[PROVIDED MATERIAL start]

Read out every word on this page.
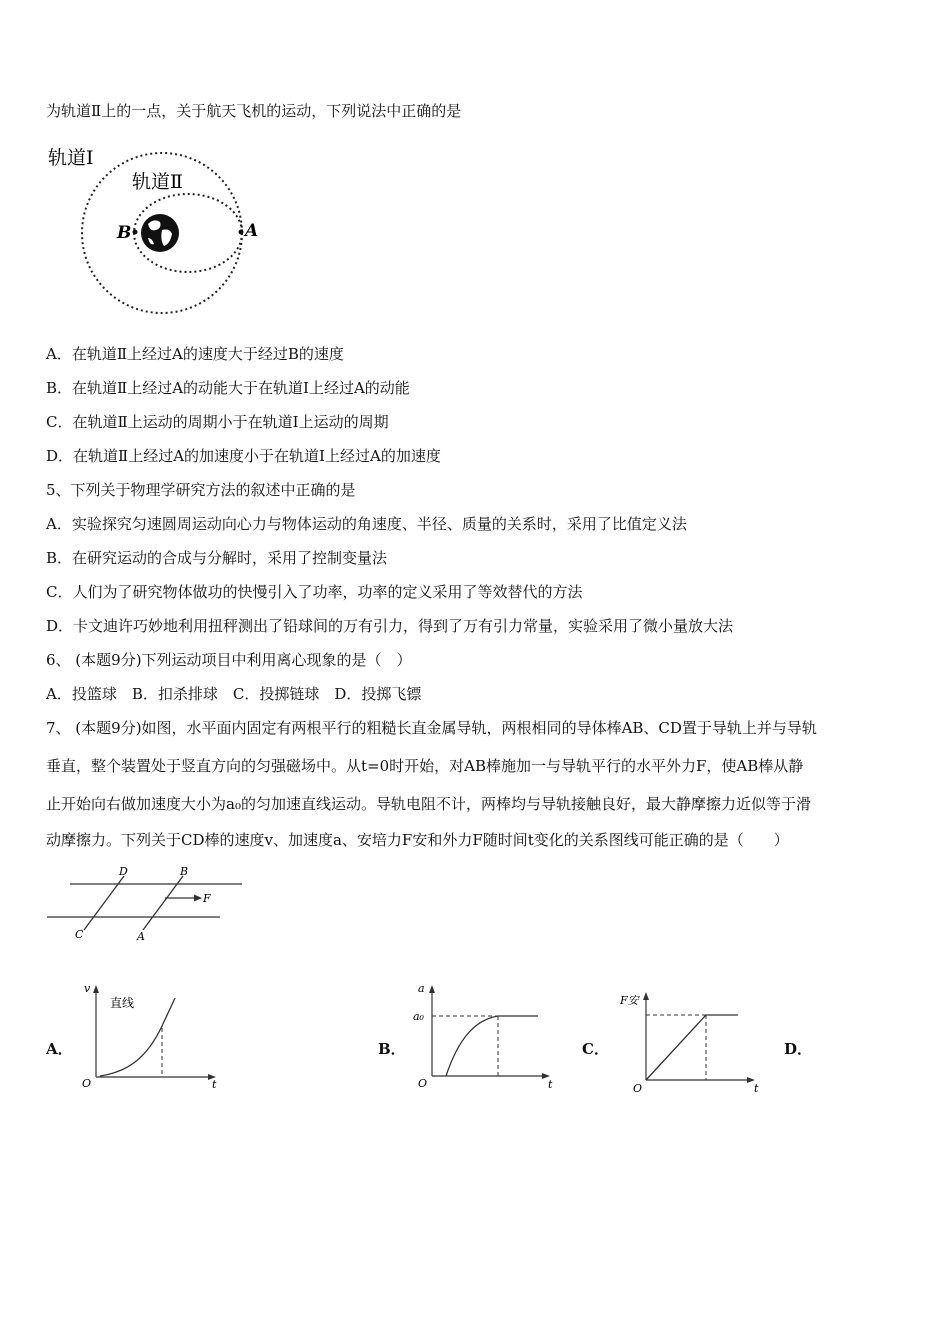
为轨道Ⅱ上的一点，关于航天飞机的运动，下列说法中正确的是
轨道Ⅰ
轨道Ⅱ
B	A
A．在轨道Ⅱ上经过A的速度大于经过B的速度
B．在轨道Ⅱ上经过A的动能大于在轨道Ⅰ上经过A的动能
C．在轨道Ⅱ上运动的周期小于在轨道Ⅰ上运动的周期
D．在轨道Ⅱ上经过A的加速度小于在轨道Ⅰ上经过A的加速度
5、下列关于物理学研究方法的叙述中正确的是
A．实验探究匀速圆周运动向心力与物体运动的角速度、半径、质量的关系时，采用了比值定义法
B．在研究运动的合成与分解时，采用了控制变量法
C．人们为了研究物体做功的快慢引入了功率，功率的定义采用了等效替代的方法
D．卡文迪许巧妙地利用扭秤测出了铅球间的万有引力，得到了万有引力常量，实验采用了微小量放大法
6、 (本题9分)下列运动项目中利用离心现象的是（　）
A．投篮球　B．扣杀排球　C．投掷链球　D．投掷飞镖
7、 (本题9分)如图，水平面内固定有两根平行的粗糙长直金属导轨，两根相同的导体棒AB、CD置于导轨上并与导轨
垂直，整个装置处于竖直方向的匀强磁场中。从t=0时开始，对AB棒施加一与导轨平行的水平外力F，使AB棒从静
止开始向右做加速度大小为a₀的匀加速直线运动。导轨电阻不计，两棒均与导轨接触良好，最大静摩擦力近似等于滑
动摩擦力。下列关于CD棒的速度v、加速度a、安培力F安和外力F随时间t变化的关系图线可能正确的是（　　）
D	B
F
C	A
A．	B．	C．	D．
v
t
O
直线
a
a₀
t
O
F安
t
O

[PROVIDED MATERIAL end]

TASK PROMPT ->
Repeat the records above exactly, leaving out the pictures.

FULL ANSWER ->
Read out every word on this page.
为轨道Ⅱ上的一点，关于航天飞机的运动，下列说法中正确的是
轨道Ⅰ
轨道Ⅱ
B	A
A．在轨道Ⅱ上经过A的速度大于经过B的速度
B．在轨道Ⅱ上经过A的动能大于在轨道Ⅰ上经过A的动能
C．在轨道Ⅱ上运动的周期小于在轨道Ⅰ上运动的周期
D．在轨道Ⅱ上经过A的加速度小于在轨道Ⅰ上经过A的加速度
5、下列关于物理学研究方法的叙述中正确的是
A．实验探究匀速圆周运动向心力与物体运动的角速度、半径、质量的关系时，采用了比值定义法
B．在研究运动的合成与分解时，采用了控制变量法
C．人们为了研究物体做功的快慢引入了功率，功率的定义采用了等效替代的方法
D．卡文迪许巧妙地利用扭秤测出了铅球间的万有引力，得到了万有引力常量，实验采用了微小量放大法
6、 (本题9分)下列运动项目中利用离心现象的是（　）
A．投篮球　B．扣杀排球　C．投掷链球　D．投掷飞镖
7、 (本题9分)如图，水平面内固定有两根平行的粗糙长直金属导轨，两根相同的导体棒AB、CD置于导轨上并与导轨
垂直，整个装置处于竖直方向的匀强磁场中。从t=0时开始，对AB棒施加一与导轨平行的水平外力F，使AB棒从静
止开始向右做加速度大小为a₀的匀加速直线运动。导轨电阻不计，两棒均与导轨接触良好，最大静摩擦力近似等于滑
动摩擦力。下列关于CD棒的速度v、加速度a、安培力F安和外力F随时间t变化的关系图线可能正确的是（　　）
D	B
F
C	A
A．	B．	C．	D．
v
t
O
直线
a
a₀
t
O
F安
t
O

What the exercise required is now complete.